Task instructions
Pull out every line in the data that has the string "name" in it.

----

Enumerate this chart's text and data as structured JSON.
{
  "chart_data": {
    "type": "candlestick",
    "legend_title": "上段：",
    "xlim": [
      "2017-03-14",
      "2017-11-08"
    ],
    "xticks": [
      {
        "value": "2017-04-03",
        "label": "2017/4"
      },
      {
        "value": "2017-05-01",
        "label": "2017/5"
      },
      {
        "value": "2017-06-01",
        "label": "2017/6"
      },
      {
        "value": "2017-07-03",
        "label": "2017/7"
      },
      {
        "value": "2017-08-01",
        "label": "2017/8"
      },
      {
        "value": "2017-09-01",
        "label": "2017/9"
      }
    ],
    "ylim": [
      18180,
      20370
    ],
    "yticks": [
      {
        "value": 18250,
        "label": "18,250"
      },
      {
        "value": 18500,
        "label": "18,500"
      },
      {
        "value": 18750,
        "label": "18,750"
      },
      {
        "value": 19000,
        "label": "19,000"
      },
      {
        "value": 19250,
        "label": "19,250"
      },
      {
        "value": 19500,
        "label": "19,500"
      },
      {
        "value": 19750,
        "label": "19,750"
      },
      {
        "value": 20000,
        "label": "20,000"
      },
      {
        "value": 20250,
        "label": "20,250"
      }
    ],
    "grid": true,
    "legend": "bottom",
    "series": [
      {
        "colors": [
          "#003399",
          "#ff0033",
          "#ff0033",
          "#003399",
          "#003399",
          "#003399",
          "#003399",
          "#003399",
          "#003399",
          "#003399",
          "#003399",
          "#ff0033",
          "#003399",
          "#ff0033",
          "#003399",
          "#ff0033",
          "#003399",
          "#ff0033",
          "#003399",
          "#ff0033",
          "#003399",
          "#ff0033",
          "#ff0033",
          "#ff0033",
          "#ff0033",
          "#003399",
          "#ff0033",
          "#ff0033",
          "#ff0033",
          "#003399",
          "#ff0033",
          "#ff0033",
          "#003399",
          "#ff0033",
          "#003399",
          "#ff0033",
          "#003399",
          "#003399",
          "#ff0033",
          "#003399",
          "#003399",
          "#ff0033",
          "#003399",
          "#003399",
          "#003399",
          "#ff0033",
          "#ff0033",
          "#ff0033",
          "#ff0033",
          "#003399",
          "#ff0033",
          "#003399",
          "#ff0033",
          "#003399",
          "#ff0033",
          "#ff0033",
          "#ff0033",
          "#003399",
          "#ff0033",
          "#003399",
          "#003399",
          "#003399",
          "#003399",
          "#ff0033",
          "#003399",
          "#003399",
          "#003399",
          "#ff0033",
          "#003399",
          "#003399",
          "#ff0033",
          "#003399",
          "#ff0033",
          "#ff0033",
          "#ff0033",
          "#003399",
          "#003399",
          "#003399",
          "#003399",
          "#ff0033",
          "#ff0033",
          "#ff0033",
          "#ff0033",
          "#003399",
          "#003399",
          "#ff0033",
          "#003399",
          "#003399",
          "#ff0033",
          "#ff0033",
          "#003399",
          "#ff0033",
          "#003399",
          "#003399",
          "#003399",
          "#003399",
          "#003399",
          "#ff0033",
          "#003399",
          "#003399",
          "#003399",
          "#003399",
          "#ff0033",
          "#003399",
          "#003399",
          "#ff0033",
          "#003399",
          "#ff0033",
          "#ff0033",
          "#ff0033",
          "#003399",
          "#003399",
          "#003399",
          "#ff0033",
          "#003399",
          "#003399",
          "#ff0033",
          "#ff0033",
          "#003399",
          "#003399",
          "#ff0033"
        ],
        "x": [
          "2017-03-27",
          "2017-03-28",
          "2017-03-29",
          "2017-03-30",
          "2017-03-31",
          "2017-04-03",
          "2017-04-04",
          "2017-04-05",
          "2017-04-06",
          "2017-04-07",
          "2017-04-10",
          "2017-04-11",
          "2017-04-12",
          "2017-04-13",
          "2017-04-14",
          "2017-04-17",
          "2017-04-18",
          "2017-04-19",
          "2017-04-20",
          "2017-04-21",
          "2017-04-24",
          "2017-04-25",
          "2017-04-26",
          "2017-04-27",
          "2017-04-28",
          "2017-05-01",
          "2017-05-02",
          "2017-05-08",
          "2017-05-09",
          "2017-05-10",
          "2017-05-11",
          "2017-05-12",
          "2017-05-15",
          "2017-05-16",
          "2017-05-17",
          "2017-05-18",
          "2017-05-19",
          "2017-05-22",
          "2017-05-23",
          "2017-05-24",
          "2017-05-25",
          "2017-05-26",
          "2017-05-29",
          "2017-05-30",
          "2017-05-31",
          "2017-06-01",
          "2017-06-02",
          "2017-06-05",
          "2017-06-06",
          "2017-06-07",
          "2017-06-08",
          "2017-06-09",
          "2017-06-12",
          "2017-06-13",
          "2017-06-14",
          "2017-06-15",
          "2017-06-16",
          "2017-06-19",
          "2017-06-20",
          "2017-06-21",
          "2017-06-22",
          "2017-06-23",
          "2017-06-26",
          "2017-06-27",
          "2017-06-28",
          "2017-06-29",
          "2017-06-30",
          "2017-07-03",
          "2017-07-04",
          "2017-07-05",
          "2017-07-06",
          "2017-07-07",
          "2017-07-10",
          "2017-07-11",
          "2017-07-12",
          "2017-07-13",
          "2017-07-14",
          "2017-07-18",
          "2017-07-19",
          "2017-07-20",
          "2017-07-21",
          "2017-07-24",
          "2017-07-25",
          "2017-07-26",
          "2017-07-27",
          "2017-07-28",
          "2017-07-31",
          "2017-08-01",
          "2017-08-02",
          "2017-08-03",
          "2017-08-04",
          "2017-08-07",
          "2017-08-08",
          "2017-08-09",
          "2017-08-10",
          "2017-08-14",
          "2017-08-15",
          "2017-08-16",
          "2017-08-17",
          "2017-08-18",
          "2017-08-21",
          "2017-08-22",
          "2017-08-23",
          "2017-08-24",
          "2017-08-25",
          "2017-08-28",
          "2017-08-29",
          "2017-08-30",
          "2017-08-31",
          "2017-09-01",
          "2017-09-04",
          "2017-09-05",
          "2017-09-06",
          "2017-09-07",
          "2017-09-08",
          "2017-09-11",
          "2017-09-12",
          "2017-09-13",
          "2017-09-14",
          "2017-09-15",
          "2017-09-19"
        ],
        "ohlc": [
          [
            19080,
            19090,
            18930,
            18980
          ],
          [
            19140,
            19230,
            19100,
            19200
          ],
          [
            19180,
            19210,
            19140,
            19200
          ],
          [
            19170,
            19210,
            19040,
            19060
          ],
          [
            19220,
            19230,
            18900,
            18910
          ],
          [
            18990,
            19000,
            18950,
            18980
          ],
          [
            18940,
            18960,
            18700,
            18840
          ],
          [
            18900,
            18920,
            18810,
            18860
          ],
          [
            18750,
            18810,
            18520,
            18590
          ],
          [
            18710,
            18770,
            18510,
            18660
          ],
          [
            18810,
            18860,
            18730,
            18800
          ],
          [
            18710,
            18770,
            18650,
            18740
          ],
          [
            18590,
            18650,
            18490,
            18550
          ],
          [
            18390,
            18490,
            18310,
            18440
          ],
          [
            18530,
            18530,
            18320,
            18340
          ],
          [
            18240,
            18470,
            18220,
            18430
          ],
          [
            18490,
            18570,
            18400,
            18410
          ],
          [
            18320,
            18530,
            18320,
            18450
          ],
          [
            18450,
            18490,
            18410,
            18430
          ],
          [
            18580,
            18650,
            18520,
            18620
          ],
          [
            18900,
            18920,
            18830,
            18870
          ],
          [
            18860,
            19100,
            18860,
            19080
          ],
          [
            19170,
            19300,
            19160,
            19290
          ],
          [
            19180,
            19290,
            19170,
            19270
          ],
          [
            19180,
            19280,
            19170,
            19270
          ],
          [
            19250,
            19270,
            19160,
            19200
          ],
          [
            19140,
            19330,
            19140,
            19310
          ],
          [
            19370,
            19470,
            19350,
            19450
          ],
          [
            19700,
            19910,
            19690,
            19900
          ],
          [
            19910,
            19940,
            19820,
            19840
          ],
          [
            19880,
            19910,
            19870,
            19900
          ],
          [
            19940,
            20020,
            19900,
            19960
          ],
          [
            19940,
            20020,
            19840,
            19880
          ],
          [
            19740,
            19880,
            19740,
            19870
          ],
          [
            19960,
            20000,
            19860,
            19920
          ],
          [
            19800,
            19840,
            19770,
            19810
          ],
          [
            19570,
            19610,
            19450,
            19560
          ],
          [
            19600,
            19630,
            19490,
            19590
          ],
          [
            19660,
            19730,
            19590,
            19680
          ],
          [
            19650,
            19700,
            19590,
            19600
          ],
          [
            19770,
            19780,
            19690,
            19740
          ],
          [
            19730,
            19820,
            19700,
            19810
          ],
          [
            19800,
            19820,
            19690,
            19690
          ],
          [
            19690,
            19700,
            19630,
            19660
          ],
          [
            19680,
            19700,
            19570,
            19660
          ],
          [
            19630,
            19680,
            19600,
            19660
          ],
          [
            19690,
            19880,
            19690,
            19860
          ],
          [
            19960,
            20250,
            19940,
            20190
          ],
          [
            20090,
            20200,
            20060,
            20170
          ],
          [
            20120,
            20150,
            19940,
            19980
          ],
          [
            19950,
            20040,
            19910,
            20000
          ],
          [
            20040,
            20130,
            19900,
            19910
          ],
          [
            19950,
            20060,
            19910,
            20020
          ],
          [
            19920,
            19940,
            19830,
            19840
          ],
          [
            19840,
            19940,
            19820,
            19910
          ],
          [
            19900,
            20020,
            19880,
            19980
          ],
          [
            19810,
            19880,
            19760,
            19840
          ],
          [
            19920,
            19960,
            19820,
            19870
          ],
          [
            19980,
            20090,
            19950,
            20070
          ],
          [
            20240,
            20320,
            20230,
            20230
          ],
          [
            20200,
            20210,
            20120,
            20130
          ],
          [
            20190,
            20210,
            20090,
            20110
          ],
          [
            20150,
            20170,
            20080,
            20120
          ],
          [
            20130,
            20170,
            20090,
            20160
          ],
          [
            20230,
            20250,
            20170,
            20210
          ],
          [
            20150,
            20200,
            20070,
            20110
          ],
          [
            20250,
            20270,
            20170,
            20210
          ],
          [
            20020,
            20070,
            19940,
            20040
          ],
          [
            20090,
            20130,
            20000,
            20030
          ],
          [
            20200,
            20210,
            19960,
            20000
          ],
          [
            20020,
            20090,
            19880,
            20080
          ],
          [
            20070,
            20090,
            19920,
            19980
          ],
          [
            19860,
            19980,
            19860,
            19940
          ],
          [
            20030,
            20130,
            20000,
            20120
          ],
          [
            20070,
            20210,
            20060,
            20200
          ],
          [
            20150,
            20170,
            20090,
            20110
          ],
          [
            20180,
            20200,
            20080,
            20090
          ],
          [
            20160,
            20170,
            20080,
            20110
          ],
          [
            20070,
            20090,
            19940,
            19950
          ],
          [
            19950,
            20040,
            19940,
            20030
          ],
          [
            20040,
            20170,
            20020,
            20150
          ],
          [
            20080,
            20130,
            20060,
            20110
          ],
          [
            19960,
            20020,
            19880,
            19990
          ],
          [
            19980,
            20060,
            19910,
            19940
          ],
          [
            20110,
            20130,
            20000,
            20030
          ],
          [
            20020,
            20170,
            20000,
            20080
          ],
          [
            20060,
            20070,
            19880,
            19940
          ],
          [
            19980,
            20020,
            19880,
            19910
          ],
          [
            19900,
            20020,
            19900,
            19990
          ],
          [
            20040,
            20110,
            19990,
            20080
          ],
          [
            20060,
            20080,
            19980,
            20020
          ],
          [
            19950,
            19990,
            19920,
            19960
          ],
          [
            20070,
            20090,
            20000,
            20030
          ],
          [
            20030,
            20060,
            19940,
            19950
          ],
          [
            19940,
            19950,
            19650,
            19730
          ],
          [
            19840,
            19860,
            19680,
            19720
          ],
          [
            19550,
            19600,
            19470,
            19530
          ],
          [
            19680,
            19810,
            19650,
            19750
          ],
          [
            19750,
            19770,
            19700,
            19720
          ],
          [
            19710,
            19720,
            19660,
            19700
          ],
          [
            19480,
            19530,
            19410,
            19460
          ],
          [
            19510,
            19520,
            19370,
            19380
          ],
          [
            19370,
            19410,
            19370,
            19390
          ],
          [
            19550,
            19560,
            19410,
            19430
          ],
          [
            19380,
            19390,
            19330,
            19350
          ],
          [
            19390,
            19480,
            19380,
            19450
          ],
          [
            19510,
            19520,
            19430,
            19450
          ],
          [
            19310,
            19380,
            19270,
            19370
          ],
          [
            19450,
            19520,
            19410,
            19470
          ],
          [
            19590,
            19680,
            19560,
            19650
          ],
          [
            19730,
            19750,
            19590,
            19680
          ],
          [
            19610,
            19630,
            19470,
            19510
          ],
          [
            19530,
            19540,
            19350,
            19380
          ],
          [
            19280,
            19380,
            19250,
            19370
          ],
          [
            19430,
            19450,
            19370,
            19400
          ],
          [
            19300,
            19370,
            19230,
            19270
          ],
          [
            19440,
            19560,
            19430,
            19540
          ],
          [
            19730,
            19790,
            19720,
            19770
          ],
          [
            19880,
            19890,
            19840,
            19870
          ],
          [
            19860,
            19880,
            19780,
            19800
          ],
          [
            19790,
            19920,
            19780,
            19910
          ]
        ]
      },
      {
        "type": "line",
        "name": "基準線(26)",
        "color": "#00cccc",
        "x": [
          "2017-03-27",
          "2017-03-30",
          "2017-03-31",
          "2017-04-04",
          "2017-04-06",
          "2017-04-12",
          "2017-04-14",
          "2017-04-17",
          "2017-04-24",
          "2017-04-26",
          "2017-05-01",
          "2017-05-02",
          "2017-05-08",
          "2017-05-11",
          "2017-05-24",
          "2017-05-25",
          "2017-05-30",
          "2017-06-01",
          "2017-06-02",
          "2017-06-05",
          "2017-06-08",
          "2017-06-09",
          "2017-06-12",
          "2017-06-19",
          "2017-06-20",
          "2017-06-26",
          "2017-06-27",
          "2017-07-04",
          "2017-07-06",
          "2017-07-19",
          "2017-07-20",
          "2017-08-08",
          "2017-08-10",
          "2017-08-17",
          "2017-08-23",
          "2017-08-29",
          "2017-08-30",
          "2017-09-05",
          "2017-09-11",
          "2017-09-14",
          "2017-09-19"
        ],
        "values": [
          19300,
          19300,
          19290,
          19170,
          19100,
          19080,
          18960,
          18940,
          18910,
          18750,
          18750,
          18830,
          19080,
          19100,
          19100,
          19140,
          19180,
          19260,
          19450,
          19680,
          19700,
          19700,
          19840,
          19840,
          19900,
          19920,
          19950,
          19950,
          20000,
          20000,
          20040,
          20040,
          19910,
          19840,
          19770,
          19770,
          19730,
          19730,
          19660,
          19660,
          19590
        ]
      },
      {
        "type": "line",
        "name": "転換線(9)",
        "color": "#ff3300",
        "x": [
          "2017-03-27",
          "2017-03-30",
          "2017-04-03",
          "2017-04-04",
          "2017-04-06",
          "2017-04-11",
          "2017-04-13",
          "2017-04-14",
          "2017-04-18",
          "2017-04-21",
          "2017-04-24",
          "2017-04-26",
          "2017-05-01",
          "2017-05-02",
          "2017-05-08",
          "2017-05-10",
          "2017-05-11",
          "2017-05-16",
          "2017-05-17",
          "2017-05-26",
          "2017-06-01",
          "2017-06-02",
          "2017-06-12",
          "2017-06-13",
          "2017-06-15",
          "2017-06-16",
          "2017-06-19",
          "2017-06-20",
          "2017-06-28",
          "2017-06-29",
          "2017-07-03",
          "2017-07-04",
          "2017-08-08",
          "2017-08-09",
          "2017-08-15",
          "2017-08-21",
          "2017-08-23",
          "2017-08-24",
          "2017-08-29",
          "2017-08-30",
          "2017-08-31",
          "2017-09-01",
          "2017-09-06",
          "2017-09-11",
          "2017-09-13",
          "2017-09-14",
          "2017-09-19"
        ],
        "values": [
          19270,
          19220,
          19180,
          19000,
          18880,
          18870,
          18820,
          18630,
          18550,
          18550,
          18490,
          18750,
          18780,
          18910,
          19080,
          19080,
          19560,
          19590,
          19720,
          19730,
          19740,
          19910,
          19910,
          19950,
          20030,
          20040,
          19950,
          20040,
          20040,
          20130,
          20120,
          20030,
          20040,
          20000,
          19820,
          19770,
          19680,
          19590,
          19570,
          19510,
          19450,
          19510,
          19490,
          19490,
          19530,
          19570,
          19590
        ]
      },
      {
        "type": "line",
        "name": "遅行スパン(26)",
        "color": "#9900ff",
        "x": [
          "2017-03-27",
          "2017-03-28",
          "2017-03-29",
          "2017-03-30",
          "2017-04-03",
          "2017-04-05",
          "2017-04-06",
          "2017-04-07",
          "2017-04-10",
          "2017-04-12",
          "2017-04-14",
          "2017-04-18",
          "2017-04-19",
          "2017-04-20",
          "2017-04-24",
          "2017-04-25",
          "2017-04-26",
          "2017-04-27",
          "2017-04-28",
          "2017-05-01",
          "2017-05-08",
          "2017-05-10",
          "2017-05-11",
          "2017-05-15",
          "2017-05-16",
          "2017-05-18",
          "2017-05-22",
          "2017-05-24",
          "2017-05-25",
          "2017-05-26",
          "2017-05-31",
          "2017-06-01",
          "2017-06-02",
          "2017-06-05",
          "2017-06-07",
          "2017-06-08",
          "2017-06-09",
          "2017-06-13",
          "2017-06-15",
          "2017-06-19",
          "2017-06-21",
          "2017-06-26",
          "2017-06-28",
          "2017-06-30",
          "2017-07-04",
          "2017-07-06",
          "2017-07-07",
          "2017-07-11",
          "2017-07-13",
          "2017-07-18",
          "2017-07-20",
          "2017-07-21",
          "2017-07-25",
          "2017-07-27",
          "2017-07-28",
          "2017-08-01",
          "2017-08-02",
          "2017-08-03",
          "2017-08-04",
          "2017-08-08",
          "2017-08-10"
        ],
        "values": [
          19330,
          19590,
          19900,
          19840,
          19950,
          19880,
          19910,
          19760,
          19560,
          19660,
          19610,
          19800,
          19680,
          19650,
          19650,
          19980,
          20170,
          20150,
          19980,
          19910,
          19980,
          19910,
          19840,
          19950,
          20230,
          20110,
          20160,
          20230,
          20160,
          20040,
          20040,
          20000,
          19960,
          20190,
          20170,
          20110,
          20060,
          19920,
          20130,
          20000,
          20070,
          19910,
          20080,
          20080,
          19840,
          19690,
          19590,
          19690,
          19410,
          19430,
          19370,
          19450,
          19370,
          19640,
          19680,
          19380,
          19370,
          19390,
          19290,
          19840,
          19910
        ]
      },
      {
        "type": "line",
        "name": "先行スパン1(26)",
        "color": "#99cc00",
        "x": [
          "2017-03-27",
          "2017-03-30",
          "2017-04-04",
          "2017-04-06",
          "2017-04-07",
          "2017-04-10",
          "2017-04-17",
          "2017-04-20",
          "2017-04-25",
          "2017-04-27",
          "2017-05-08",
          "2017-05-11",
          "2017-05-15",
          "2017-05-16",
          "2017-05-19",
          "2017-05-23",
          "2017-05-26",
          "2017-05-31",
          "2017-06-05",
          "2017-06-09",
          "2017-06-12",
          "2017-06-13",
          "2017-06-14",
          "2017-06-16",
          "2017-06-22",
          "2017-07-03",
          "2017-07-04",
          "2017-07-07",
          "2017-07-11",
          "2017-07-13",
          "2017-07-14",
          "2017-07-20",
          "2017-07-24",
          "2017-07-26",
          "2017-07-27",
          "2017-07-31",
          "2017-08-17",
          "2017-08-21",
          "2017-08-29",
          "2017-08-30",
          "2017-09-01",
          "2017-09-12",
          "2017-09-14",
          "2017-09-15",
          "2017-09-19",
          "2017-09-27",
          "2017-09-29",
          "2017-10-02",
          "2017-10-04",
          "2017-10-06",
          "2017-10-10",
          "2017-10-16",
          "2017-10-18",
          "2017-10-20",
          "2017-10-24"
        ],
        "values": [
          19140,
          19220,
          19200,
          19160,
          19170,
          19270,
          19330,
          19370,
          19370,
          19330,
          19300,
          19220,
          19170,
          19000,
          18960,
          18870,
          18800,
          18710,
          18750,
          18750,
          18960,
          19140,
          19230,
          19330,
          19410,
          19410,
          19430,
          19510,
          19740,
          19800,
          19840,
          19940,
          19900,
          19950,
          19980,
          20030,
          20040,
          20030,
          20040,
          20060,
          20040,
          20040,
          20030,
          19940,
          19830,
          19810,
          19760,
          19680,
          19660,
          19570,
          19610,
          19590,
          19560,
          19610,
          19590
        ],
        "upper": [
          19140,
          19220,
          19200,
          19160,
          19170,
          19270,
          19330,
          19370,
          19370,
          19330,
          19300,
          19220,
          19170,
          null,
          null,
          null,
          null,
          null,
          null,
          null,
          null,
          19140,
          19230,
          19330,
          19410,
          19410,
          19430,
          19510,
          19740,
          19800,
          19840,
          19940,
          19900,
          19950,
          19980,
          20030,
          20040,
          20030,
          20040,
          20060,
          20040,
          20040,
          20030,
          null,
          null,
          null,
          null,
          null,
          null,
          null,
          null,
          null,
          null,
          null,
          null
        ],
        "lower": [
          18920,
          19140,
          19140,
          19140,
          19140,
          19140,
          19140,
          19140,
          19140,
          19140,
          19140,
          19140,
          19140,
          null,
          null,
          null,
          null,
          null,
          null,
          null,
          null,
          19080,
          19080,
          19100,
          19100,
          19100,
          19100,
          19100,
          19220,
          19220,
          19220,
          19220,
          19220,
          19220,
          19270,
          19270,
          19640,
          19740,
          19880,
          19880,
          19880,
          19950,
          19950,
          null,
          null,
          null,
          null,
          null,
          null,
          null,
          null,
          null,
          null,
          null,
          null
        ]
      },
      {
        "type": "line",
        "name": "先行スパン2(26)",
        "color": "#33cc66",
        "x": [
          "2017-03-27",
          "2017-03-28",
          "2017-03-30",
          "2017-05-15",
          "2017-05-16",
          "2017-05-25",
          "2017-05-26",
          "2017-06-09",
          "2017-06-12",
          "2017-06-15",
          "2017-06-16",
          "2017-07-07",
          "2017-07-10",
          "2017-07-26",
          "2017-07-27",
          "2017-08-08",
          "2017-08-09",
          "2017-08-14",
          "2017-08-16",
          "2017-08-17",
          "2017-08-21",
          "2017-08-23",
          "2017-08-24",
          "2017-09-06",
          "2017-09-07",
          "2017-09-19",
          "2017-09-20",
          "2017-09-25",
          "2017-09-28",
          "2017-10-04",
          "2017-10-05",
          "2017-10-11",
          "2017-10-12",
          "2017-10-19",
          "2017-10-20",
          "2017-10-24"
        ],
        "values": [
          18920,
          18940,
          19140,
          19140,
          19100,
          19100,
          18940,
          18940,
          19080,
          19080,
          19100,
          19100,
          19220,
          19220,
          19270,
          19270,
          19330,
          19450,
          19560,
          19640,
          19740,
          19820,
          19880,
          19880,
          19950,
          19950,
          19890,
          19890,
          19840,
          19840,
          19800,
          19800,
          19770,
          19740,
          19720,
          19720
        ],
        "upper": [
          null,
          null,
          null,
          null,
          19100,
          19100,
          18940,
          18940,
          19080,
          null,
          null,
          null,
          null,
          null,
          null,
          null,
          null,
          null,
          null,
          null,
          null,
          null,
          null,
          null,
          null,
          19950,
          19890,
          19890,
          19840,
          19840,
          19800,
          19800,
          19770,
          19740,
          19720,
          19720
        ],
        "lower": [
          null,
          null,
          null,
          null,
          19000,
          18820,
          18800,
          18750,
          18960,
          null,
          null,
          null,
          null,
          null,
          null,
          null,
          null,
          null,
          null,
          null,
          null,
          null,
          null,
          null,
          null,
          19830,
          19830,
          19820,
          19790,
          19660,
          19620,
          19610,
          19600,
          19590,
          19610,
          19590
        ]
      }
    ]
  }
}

----

Task solution
        "name": "基準線(26)",
        "name": "転換線(9)",
        "name": "遅行スパン(26)",
        "name": "先行スパン1(26)",
        "name": "先行スパン2(26)",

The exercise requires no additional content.